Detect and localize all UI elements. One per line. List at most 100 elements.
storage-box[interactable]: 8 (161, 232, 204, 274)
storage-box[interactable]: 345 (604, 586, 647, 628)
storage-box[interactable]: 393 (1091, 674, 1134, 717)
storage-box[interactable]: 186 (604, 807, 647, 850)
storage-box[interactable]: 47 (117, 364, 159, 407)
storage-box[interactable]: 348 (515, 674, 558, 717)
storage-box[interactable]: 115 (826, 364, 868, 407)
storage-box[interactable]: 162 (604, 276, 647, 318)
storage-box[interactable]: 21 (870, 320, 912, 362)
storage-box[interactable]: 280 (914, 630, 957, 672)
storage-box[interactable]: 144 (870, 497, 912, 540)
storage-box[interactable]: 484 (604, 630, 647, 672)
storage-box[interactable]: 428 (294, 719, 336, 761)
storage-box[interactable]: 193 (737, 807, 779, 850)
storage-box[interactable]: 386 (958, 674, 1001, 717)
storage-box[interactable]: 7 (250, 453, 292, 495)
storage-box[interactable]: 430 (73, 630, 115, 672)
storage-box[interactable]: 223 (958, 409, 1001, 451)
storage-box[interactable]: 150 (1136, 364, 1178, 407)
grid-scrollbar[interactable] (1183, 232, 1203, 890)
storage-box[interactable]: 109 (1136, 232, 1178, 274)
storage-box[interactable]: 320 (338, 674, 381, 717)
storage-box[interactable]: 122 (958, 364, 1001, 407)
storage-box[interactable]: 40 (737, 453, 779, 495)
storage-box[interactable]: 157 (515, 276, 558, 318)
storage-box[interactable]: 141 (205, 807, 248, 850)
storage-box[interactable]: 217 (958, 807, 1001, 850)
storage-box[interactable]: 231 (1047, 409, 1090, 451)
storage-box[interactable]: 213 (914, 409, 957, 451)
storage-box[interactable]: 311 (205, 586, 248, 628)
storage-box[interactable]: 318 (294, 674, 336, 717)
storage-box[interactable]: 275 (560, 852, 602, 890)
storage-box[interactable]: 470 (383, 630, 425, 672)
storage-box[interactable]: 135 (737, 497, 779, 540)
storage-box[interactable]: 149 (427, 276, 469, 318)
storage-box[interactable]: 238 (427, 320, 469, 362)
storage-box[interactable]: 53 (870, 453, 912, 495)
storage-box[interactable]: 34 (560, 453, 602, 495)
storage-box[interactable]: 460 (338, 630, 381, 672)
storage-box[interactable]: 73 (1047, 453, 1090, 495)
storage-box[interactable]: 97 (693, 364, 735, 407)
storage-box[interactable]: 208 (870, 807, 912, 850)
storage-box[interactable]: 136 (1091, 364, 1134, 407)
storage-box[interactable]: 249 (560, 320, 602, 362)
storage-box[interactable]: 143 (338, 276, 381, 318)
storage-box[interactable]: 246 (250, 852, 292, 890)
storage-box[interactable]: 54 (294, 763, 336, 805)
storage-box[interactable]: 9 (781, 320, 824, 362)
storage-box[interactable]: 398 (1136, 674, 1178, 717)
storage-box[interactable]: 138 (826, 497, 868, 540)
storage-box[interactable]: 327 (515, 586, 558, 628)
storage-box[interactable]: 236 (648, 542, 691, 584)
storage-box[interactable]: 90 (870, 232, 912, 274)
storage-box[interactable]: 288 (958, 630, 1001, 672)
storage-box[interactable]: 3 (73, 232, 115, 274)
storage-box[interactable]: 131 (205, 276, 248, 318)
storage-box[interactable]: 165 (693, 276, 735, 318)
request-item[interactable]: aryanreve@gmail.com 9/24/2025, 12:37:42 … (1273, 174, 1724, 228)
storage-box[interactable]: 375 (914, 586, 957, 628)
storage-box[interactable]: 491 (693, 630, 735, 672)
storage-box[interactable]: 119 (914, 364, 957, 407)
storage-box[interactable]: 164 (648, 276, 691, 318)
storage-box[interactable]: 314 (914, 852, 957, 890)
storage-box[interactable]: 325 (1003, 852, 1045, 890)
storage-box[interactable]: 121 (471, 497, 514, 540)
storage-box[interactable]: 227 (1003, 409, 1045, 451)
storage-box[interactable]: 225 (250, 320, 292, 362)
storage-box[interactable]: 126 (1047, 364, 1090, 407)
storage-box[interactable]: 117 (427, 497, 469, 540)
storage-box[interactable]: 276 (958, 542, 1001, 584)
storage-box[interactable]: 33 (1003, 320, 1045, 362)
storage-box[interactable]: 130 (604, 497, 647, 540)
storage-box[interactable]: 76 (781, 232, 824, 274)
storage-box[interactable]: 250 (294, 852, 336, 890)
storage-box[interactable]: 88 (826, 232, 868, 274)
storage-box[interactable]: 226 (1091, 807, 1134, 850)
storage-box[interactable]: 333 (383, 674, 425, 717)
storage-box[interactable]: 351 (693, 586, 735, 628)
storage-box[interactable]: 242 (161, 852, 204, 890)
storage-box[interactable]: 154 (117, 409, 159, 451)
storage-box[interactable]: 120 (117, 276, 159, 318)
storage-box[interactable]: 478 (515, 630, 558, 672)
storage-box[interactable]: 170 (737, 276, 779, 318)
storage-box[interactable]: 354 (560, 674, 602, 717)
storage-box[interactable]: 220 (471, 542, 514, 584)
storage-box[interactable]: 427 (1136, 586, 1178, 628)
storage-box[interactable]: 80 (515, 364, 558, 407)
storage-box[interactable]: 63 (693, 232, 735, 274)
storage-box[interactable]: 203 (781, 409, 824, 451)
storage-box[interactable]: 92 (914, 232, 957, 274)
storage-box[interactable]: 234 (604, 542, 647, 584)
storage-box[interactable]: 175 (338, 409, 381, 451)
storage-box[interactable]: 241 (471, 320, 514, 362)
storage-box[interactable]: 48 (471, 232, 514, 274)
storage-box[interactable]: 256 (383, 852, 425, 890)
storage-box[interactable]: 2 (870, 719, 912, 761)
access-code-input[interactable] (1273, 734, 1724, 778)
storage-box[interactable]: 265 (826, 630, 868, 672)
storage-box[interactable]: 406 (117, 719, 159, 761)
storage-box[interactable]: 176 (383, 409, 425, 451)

- _WORK TO COMPLETE_: Update every entry above by replacing "storage-box" with "locker" and leaving everything else as it is.

- _COMPLETE ANSWER_:
Detect and localize all UI elements. One per line. List at most 100 elements.
locker[interactable]: 8 (161, 232, 204, 274)
locker[interactable]: 345 (604, 586, 647, 628)
locker[interactable]: 393 (1091, 674, 1134, 717)
locker[interactable]: 186 (604, 807, 647, 850)
locker[interactable]: 47 (117, 364, 159, 407)
locker[interactable]: 348 (515, 674, 558, 717)
locker[interactable]: 115 (826, 364, 868, 407)
locker[interactable]: 162 (604, 276, 647, 318)
locker[interactable]: 21 (870, 320, 912, 362)
locker[interactable]: 280 (914, 630, 957, 672)
locker[interactable]: 144 (870, 497, 912, 540)
locker[interactable]: 484 (604, 630, 647, 672)
locker[interactable]: 428 (294, 719, 336, 761)
locker[interactable]: 193 (737, 807, 779, 850)
locker[interactable]: 386 (958, 674, 1001, 717)
locker[interactable]: 7 (250, 453, 292, 495)
locker[interactable]: 430 (73, 630, 115, 672)
locker[interactable]: 223 (958, 409, 1001, 451)
locker[interactable]: 150 (1136, 364, 1178, 407)
grid-scrollbar[interactable] (1183, 232, 1203, 890)
locker[interactable]: 109 (1136, 232, 1178, 274)
locker[interactable]: 320 (338, 674, 381, 717)
locker[interactable]: 122 (958, 364, 1001, 407)
locker[interactable]: 40 (737, 453, 779, 495)
locker[interactable]: 157 (515, 276, 558, 318)
locker[interactable]: 141 (205, 807, 248, 850)
locker[interactable]: 217 (958, 807, 1001, 850)
locker[interactable]: 231 (1047, 409, 1090, 451)
locker[interactable]: 213 (914, 409, 957, 451)
locker[interactable]: 311 (205, 586, 248, 628)
locker[interactable]: 318 (294, 674, 336, 717)
locker[interactable]: 275 (560, 852, 602, 890)
locker[interactable]: 470 (383, 630, 425, 672)
locker[interactable]: 135 (737, 497, 779, 540)
locker[interactable]: 149 (427, 276, 469, 318)
locker[interactable]: 238 (427, 320, 469, 362)
locker[interactable]: 53 (870, 453, 912, 495)
locker[interactable]: 34 (560, 453, 602, 495)
locker[interactable]: 460 (338, 630, 381, 672)
locker[interactable]: 73 (1047, 453, 1090, 495)
locker[interactable]: 97 (693, 364, 735, 407)
locker[interactable]: 208 (870, 807, 912, 850)
locker[interactable]: 136 (1091, 364, 1134, 407)
locker[interactable]: 249 (560, 320, 602, 362)
locker[interactable]: 143 (338, 276, 381, 318)
locker[interactable]: 246 (250, 852, 292, 890)
locker[interactable]: 54 (294, 763, 336, 805)
locker[interactable]: 9 (781, 320, 824, 362)
locker[interactable]: 398 (1136, 674, 1178, 717)
locker[interactable]: 138 (826, 497, 868, 540)
locker[interactable]: 327 (515, 586, 558, 628)
locker[interactable]: 236 (648, 542, 691, 584)
locker[interactable]: 90 (870, 232, 912, 274)
locker[interactable]: 288 (958, 630, 1001, 672)
locker[interactable]: 3 (73, 232, 115, 274)
locker[interactable]: 131 (205, 276, 248, 318)
locker[interactable]: 165 (693, 276, 735, 318)
request-item[interactable]: aryanreve@gmail.com 9/24/2025, 12:37:42 … (1273, 174, 1724, 228)
locker[interactable]: 375 (914, 586, 957, 628)
locker[interactable]: 491 (693, 630, 735, 672)
locker[interactable]: 119 (914, 364, 957, 407)
locker[interactable]: 164 (648, 276, 691, 318)
locker[interactable]: 314 (914, 852, 957, 890)
locker[interactable]: 325 (1003, 852, 1045, 890)
locker[interactable]: 121 (471, 497, 514, 540)
locker[interactable]: 227 (1003, 409, 1045, 451)
locker[interactable]: 225 (250, 320, 292, 362)
locker[interactable]: 126 (1047, 364, 1090, 407)
locker[interactable]: 117 (427, 497, 469, 540)
locker[interactable]: 276 (958, 542, 1001, 584)
locker[interactable]: 33 (1003, 320, 1045, 362)
locker[interactable]: 130 (604, 497, 647, 540)
locker[interactable]: 76 (781, 232, 824, 274)
locker[interactable]: 250 (294, 852, 336, 890)
locker[interactable]: 88 (826, 232, 868, 274)
locker[interactable]: 226 (1091, 807, 1134, 850)
locker[interactable]: 333 (383, 674, 425, 717)
locker[interactable]: 351 (693, 586, 735, 628)
locker[interactable]: 242 (161, 852, 204, 890)
locker[interactable]: 154 (117, 409, 159, 451)
locker[interactable]: 120 (117, 276, 159, 318)
locker[interactable]: 478 (515, 630, 558, 672)
locker[interactable]: 170 (737, 276, 779, 318)
locker[interactable]: 354 (560, 674, 602, 717)
locker[interactable]: 220 (471, 542, 514, 584)
locker[interactable]: 427 (1136, 586, 1178, 628)
locker[interactable]: 80 (515, 364, 558, 407)
locker[interactable]: 63 (693, 232, 735, 274)
locker[interactable]: 203 (781, 409, 824, 451)
locker[interactable]: 92 (914, 232, 957, 274)
locker[interactable]: 234 (604, 542, 647, 584)
locker[interactable]: 175 (338, 409, 381, 451)
locker[interactable]: 241 (471, 320, 514, 362)
locker[interactable]: 48 (471, 232, 514, 274)
locker[interactable]: 256 (383, 852, 425, 890)
locker[interactable]: 2 (870, 719, 912, 761)
access-code-input[interactable] (1273, 734, 1724, 778)
locker[interactable]: 265 (826, 630, 868, 672)
locker[interactable]: 406 (117, 719, 159, 761)
locker[interactable]: 176 (383, 409, 425, 451)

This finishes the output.